* [WRITTEN INSTRUCTION]
Which lines below hold the word "branch"? Copy all of them.

────────────────────

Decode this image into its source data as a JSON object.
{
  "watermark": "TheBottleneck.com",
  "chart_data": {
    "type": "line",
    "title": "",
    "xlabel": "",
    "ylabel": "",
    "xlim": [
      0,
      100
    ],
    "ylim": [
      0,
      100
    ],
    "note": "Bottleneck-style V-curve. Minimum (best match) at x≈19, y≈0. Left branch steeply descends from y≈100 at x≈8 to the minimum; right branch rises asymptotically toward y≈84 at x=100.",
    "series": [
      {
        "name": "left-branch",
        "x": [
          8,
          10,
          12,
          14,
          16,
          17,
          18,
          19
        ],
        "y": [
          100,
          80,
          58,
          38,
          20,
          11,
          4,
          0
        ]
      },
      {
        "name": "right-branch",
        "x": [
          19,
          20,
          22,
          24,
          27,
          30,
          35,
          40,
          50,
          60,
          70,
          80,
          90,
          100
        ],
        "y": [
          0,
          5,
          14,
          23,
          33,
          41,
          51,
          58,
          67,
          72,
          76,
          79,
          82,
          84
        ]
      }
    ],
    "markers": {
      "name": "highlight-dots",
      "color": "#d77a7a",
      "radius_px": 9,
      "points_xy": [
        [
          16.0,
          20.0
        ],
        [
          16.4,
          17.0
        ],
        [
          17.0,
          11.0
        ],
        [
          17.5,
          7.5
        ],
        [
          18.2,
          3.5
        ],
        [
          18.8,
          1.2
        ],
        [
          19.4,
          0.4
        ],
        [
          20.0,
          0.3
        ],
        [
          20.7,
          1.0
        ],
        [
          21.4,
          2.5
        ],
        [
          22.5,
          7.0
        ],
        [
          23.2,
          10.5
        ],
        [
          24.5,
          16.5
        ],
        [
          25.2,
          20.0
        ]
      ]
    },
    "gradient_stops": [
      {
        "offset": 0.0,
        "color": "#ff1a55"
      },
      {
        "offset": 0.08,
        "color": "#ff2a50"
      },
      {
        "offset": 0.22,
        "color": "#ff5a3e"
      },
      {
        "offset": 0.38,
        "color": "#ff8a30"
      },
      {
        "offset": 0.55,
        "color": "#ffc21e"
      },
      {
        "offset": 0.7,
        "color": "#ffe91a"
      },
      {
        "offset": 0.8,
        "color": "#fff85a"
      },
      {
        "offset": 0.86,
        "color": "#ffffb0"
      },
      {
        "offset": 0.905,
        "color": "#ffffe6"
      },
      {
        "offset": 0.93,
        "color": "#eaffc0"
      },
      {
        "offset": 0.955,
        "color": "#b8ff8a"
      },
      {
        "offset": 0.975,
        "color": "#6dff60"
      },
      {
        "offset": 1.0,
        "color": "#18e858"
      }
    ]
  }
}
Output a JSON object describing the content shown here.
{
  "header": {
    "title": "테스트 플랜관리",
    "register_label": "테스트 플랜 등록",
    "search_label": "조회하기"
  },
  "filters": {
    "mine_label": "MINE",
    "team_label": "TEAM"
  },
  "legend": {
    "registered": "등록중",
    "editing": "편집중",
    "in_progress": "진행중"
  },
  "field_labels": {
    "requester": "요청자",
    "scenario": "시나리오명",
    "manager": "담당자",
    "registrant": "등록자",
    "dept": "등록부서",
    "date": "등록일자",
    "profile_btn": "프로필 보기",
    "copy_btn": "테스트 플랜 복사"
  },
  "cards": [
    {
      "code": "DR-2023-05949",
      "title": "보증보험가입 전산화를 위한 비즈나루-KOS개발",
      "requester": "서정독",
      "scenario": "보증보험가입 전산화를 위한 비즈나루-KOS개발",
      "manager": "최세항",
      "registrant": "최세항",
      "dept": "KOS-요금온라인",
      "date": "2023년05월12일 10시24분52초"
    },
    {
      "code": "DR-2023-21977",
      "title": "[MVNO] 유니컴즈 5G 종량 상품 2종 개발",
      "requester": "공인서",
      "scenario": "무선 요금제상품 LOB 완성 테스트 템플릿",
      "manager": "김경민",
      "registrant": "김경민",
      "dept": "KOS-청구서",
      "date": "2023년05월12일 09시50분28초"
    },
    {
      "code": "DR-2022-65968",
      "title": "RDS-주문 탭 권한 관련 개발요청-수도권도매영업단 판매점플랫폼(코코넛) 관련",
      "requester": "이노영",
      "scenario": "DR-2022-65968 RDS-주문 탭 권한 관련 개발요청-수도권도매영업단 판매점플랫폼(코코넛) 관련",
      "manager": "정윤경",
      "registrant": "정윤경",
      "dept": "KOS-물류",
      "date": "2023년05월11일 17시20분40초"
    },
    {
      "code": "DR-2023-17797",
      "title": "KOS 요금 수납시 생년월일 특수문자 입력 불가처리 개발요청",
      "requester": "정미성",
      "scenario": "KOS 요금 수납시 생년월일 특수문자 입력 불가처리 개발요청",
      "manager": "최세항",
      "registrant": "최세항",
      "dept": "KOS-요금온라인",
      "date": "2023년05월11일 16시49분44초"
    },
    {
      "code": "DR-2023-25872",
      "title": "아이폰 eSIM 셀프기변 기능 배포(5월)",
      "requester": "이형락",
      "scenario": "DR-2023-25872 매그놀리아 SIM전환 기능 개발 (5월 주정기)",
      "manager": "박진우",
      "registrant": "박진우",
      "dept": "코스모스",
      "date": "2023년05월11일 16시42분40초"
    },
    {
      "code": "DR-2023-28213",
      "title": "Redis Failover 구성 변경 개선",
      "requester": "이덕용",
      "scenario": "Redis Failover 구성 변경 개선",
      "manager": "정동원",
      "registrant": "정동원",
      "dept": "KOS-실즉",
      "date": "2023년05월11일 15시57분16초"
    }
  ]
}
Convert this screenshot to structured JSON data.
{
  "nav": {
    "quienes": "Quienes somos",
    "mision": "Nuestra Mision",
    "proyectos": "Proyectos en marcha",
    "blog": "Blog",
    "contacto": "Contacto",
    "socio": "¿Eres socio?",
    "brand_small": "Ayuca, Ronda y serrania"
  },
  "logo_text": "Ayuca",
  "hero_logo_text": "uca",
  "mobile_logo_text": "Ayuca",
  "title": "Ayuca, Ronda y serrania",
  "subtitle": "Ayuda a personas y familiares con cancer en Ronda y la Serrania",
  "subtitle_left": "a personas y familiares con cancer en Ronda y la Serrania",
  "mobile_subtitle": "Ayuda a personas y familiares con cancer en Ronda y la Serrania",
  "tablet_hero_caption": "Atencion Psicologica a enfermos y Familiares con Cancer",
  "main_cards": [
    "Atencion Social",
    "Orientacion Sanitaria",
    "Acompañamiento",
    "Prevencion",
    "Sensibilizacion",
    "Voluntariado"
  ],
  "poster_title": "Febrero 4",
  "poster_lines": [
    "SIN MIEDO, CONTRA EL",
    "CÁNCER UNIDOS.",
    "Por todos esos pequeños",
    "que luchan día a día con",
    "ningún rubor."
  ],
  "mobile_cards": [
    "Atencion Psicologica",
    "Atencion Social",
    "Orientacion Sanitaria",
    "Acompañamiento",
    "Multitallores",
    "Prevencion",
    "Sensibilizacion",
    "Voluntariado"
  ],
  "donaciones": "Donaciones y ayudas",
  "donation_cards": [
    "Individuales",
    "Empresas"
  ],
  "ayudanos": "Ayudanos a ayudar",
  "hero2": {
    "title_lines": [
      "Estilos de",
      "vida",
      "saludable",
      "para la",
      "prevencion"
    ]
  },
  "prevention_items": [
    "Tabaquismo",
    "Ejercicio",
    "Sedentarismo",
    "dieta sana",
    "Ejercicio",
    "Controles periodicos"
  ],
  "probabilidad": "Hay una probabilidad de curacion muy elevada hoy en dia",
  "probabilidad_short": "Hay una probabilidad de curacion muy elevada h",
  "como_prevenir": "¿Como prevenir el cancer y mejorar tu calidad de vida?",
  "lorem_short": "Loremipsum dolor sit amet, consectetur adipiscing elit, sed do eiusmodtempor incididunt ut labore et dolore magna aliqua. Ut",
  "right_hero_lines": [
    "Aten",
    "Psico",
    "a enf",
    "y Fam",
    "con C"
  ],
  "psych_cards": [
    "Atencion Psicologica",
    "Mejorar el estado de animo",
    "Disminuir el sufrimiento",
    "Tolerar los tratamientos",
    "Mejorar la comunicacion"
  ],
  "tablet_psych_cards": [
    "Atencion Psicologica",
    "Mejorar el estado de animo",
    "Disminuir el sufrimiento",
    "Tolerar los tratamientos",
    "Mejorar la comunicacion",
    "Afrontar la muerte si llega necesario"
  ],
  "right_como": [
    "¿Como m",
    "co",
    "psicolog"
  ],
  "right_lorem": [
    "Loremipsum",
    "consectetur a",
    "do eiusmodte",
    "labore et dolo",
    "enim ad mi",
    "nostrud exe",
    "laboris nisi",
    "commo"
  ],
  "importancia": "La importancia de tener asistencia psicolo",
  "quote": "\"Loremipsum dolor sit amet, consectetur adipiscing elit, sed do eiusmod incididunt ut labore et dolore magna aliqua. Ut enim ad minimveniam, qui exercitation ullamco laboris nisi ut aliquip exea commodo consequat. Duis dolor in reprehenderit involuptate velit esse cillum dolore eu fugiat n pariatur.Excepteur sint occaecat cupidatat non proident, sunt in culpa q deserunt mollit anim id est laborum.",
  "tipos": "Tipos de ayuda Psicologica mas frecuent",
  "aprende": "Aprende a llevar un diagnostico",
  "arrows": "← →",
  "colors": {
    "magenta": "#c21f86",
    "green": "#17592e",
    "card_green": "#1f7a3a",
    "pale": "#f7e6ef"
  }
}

────────────────────

* [REPLY]
    "note": "Bottleneck-style V-curve. Minimum (best match) at x≈19, y≈0. Left branch steeply descends from y≈100 at x≈8 to the minimum; right branch rises asymptotically toward y≈84 at x=100.",
        "name": "left-branch",
        "name": "right-branch",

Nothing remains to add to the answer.